### Material provided:
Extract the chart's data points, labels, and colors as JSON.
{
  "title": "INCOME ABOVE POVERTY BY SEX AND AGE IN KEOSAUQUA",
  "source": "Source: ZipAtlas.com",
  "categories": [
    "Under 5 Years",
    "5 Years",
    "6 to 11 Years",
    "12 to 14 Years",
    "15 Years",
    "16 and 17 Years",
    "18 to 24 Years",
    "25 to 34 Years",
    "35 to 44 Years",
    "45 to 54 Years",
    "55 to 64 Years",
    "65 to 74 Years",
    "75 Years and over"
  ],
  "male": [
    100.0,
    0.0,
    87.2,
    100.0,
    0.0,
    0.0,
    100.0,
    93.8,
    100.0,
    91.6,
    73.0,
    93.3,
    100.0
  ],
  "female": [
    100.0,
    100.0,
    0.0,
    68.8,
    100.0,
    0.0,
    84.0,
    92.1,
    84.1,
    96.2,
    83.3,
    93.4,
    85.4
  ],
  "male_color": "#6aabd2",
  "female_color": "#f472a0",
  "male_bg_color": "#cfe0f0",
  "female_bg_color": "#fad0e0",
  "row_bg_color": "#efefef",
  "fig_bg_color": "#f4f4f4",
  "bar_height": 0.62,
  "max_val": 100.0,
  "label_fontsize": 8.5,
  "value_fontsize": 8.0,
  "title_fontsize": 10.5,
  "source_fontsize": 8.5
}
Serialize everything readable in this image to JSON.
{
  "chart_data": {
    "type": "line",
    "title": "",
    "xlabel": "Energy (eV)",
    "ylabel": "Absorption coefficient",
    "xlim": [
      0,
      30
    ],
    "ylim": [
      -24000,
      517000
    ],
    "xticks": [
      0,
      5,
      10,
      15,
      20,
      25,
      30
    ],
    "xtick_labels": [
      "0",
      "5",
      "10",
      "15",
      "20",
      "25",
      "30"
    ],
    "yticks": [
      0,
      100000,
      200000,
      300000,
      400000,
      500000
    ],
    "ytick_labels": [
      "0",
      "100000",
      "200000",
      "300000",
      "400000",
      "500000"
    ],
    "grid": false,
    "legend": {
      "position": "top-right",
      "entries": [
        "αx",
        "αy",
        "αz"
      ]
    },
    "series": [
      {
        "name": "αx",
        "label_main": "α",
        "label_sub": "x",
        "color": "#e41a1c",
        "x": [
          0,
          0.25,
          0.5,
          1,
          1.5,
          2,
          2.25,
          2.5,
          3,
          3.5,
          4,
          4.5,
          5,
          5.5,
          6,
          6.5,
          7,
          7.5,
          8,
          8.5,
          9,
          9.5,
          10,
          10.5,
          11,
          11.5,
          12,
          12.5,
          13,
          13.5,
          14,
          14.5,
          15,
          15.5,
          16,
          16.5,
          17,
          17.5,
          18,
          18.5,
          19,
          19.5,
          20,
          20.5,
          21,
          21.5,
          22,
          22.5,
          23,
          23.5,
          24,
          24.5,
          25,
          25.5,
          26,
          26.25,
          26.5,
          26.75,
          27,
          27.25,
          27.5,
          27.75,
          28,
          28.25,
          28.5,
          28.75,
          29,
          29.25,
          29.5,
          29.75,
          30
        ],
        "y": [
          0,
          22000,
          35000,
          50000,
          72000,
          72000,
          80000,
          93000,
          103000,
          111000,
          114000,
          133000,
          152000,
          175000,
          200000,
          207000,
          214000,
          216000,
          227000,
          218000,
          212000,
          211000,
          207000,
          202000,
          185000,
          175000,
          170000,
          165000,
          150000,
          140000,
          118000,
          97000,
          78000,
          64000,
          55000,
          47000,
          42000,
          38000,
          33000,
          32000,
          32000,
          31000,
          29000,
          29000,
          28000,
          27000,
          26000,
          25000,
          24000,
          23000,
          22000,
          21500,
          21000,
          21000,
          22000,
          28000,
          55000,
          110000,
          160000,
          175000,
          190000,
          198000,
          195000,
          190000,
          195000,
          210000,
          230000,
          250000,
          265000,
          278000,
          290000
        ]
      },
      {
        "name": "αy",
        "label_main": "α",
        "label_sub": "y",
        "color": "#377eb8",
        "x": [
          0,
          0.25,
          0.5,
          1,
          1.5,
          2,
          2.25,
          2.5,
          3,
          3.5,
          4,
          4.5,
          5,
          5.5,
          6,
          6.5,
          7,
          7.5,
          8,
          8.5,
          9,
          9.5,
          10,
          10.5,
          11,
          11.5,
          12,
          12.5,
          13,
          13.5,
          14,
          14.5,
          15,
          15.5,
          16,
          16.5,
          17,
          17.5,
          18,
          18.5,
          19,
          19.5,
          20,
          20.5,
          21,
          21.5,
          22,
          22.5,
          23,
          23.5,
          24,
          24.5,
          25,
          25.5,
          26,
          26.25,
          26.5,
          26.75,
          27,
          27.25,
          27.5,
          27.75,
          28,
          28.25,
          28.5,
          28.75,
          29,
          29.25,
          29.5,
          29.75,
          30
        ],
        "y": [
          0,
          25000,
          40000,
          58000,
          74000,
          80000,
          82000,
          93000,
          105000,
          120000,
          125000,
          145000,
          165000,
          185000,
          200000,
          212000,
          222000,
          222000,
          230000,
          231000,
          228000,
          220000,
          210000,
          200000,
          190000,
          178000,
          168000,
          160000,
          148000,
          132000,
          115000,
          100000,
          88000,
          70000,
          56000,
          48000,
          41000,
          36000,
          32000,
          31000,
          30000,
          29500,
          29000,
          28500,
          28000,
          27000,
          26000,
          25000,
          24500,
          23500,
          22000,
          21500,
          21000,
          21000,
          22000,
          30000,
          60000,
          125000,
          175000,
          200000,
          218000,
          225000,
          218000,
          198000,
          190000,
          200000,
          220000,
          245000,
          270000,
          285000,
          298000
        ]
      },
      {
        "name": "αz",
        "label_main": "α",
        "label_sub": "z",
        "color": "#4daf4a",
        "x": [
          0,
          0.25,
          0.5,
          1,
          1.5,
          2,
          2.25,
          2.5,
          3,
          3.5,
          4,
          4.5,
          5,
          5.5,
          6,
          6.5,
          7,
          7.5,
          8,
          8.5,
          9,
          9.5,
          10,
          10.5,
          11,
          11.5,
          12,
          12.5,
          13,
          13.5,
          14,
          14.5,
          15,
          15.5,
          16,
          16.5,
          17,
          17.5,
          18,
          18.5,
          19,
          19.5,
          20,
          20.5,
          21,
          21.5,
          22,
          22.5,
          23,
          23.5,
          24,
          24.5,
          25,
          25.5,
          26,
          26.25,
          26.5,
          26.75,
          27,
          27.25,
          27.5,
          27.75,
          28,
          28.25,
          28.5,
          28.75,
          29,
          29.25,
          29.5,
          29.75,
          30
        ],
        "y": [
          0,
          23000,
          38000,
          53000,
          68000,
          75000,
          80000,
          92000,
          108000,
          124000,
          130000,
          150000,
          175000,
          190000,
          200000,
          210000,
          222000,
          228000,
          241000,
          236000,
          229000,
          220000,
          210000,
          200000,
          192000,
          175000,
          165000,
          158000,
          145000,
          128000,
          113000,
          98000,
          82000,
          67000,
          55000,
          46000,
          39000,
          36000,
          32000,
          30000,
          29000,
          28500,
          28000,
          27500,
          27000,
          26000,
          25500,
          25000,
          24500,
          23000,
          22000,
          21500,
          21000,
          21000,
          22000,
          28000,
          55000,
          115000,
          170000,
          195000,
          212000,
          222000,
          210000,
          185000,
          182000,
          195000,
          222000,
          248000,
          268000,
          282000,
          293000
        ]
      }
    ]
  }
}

### Short exercise:
Find and copy every line in the entries above where the string "JSON" occurs.

### Result of this task:
Extract the chart's data points, labels, and colors as JSON.
Serialize everything readable in this image to JSON.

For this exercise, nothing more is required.